Directions:
Pick every line with "Iniciar" from the material below.

Stored entries:
---------------

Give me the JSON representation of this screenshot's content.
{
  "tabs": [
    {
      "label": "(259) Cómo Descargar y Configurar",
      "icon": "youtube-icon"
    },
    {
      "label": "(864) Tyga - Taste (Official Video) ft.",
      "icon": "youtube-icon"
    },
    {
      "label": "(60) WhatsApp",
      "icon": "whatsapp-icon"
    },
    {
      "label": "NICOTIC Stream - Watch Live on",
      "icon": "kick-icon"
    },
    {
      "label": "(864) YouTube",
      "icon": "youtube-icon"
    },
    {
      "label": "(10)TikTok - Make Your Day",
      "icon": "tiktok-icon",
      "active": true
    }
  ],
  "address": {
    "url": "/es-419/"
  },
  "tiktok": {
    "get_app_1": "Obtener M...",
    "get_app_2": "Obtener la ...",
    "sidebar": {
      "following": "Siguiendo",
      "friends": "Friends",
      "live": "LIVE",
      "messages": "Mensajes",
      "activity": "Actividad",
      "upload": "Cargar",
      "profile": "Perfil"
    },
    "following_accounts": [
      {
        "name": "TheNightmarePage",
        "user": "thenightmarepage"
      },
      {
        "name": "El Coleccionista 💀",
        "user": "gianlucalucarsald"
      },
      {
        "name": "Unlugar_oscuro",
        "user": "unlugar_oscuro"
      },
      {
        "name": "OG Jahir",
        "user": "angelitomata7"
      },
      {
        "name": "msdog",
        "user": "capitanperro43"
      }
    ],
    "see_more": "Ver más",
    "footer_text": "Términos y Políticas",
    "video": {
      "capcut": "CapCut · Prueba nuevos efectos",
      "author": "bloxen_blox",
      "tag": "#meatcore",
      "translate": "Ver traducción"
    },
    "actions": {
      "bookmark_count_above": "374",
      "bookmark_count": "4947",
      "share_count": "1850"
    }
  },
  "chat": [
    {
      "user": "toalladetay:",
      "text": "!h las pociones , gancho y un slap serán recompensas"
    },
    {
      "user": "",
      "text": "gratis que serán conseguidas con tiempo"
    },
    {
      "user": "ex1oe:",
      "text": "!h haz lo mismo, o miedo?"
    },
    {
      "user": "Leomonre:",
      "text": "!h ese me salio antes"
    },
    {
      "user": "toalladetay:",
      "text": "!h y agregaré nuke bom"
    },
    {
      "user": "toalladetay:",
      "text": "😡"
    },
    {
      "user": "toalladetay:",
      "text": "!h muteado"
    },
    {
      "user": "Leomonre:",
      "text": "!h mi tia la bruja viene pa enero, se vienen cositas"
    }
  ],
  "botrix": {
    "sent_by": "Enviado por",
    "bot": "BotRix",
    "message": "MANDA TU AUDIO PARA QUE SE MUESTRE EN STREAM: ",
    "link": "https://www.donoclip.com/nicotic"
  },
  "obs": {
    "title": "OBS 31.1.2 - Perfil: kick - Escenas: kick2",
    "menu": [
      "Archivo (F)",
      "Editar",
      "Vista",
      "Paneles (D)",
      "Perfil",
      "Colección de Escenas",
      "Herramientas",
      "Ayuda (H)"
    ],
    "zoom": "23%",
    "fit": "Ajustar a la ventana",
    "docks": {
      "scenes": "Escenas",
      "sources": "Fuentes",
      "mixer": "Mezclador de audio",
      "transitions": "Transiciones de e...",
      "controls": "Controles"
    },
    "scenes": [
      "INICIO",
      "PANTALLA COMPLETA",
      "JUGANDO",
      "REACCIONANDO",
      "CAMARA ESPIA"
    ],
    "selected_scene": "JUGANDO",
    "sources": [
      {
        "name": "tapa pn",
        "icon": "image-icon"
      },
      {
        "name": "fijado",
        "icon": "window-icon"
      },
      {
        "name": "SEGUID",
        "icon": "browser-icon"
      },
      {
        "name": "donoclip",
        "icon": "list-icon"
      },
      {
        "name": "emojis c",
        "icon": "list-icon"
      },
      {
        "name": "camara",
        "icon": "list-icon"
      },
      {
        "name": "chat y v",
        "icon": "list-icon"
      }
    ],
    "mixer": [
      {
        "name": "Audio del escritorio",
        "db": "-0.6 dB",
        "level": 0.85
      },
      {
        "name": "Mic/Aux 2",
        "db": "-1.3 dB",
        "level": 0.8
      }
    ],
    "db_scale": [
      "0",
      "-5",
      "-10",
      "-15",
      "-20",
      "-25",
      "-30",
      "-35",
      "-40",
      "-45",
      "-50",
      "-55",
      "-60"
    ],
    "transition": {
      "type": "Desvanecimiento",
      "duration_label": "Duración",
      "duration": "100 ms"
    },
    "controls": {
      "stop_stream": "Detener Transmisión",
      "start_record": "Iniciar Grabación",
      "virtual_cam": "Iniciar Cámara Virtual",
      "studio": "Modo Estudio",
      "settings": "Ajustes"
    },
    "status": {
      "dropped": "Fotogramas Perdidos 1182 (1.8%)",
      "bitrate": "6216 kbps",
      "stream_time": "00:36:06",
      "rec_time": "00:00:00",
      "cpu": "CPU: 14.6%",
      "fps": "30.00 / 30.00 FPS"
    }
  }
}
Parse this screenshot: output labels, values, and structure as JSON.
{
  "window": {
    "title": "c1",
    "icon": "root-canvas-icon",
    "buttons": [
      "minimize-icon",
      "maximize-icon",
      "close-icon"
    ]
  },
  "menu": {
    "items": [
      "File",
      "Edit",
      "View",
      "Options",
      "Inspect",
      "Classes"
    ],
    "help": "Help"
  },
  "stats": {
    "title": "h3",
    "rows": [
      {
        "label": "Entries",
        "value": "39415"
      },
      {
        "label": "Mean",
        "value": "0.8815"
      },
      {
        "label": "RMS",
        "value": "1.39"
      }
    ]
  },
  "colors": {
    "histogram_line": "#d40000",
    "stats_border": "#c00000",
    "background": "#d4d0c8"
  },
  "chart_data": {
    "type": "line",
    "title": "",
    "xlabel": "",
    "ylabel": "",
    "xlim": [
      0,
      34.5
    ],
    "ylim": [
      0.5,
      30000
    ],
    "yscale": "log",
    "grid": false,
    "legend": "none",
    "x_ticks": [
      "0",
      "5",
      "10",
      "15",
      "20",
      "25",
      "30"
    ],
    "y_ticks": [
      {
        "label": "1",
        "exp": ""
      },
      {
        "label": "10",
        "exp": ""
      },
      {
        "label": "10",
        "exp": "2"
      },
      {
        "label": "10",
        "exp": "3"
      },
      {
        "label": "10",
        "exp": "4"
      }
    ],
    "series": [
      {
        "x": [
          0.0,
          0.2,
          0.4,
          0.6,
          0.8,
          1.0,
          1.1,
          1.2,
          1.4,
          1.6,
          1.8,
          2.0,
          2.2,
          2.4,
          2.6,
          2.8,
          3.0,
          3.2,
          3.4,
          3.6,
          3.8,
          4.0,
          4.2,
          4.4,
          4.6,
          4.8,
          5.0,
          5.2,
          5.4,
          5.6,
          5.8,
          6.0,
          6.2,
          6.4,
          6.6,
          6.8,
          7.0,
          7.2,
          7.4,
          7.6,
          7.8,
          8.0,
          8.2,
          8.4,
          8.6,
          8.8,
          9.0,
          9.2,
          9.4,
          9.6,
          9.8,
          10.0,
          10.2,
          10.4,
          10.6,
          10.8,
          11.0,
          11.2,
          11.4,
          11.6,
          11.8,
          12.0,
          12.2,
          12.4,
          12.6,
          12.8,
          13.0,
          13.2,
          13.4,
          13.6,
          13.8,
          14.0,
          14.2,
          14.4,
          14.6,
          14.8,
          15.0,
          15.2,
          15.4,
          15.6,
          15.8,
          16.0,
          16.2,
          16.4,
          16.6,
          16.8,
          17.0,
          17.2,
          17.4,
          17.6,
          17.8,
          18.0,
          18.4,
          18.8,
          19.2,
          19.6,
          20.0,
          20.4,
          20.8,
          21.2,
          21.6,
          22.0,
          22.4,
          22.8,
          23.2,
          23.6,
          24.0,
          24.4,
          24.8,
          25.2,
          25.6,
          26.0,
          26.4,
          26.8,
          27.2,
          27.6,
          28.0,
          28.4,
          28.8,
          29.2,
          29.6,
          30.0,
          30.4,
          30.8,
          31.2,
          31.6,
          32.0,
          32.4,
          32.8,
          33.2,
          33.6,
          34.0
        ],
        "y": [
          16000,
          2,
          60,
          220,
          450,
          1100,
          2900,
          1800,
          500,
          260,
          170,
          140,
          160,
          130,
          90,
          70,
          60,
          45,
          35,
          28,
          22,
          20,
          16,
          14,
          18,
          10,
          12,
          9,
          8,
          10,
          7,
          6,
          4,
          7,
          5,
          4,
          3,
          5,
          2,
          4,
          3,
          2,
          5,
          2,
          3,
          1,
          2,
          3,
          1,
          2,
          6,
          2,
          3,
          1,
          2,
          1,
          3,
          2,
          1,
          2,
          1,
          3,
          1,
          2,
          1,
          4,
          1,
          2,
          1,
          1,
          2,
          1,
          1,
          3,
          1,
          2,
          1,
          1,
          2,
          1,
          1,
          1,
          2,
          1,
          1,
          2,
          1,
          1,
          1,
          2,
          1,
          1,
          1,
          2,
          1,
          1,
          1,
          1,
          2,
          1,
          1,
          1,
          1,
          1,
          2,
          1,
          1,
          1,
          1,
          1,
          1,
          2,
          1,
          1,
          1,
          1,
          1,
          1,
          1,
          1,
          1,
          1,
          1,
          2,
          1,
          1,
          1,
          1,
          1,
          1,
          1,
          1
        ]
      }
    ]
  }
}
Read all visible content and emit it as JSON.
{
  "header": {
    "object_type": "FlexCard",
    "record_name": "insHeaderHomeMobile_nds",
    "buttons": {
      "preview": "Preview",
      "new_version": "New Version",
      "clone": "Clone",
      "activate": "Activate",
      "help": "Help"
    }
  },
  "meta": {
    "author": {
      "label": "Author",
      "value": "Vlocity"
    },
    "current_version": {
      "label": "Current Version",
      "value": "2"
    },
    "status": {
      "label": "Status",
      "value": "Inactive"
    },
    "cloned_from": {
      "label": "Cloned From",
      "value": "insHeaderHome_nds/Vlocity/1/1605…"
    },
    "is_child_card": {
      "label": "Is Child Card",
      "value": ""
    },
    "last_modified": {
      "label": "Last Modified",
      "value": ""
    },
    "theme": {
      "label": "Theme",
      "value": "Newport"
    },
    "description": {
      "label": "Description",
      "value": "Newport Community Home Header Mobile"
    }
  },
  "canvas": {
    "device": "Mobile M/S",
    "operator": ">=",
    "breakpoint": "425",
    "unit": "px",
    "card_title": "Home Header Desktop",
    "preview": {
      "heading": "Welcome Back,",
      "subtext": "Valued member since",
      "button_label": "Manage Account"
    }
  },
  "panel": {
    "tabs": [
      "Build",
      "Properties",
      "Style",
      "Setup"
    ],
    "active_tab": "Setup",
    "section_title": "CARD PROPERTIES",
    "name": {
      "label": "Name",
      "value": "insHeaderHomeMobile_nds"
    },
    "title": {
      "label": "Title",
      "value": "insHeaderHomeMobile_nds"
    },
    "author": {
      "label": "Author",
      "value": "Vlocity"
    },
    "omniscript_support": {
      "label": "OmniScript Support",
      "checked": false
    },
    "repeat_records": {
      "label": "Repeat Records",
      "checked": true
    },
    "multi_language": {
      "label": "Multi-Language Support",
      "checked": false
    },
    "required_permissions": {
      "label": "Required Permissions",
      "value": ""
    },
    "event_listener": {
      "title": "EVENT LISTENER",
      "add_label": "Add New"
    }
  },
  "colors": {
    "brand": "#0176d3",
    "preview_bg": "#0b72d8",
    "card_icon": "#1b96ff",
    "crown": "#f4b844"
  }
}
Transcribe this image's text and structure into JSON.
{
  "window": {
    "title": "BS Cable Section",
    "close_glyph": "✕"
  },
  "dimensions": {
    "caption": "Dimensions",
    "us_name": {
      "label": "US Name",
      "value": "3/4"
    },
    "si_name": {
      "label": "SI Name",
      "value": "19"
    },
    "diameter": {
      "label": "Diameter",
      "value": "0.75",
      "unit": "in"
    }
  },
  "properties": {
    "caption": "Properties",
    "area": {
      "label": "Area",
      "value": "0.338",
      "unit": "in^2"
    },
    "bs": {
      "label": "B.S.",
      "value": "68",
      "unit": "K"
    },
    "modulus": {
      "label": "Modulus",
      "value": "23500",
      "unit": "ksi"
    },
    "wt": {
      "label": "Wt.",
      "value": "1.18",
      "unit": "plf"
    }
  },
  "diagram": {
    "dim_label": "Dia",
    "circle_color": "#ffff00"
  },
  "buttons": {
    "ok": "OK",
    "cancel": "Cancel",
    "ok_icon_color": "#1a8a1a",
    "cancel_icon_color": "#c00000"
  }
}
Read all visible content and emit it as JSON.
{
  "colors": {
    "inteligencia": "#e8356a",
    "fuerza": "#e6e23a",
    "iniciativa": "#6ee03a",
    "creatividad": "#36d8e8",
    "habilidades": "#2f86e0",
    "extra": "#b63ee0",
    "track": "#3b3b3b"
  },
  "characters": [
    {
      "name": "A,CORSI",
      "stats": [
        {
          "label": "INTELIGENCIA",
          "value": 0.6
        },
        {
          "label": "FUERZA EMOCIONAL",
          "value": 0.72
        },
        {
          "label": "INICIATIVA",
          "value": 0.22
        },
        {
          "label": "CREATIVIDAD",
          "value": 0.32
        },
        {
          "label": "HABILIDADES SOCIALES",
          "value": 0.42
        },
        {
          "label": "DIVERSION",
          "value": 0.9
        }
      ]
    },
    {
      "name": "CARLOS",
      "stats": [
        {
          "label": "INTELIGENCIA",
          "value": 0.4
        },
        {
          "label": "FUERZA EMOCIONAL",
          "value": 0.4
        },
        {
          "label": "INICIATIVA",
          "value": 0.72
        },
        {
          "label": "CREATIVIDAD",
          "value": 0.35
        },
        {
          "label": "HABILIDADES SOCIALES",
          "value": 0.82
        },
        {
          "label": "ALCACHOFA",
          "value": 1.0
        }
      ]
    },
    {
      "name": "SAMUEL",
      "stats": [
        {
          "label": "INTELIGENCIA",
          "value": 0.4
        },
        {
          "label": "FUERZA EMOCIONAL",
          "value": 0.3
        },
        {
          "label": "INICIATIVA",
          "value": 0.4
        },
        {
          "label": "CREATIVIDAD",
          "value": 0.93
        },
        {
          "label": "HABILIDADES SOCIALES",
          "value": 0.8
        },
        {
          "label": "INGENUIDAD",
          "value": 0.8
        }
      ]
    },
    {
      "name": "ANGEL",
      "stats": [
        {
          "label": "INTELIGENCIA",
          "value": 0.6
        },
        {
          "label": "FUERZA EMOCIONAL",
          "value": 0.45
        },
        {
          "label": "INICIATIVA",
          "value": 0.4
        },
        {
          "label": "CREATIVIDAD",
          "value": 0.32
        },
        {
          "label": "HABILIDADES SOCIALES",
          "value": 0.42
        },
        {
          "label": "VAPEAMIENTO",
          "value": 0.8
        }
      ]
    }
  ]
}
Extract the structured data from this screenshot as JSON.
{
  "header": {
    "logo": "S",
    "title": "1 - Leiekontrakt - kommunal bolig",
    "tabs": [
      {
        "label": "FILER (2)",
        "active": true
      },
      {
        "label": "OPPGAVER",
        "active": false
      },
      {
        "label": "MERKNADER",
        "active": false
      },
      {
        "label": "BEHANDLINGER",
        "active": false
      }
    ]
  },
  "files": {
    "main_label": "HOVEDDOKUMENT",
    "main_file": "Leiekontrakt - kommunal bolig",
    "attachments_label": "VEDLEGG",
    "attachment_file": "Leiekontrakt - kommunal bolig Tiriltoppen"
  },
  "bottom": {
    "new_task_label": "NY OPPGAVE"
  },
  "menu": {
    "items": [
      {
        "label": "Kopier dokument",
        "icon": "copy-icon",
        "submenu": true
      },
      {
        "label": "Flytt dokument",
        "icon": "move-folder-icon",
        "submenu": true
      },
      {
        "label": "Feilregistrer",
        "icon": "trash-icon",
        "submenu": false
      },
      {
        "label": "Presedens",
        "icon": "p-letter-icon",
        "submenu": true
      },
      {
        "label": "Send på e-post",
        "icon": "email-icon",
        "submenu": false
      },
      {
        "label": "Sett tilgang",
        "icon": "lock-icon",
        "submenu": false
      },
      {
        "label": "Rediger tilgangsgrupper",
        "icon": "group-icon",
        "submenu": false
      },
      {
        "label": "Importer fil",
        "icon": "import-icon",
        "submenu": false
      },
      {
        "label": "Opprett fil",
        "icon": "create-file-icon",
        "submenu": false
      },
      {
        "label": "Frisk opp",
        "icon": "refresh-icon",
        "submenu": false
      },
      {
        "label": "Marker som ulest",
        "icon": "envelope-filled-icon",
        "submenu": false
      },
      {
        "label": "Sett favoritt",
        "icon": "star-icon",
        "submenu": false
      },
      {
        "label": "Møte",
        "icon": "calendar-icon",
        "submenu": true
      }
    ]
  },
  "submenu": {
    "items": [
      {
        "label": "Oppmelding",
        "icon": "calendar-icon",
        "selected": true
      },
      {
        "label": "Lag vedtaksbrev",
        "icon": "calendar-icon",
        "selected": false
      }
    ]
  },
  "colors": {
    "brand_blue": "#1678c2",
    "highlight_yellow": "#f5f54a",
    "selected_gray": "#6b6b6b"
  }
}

---------------

Answer for the task:
      "start_record": "Iniciar Grabación",
      "virtual_cam": "Iniciar Cámara Virtual",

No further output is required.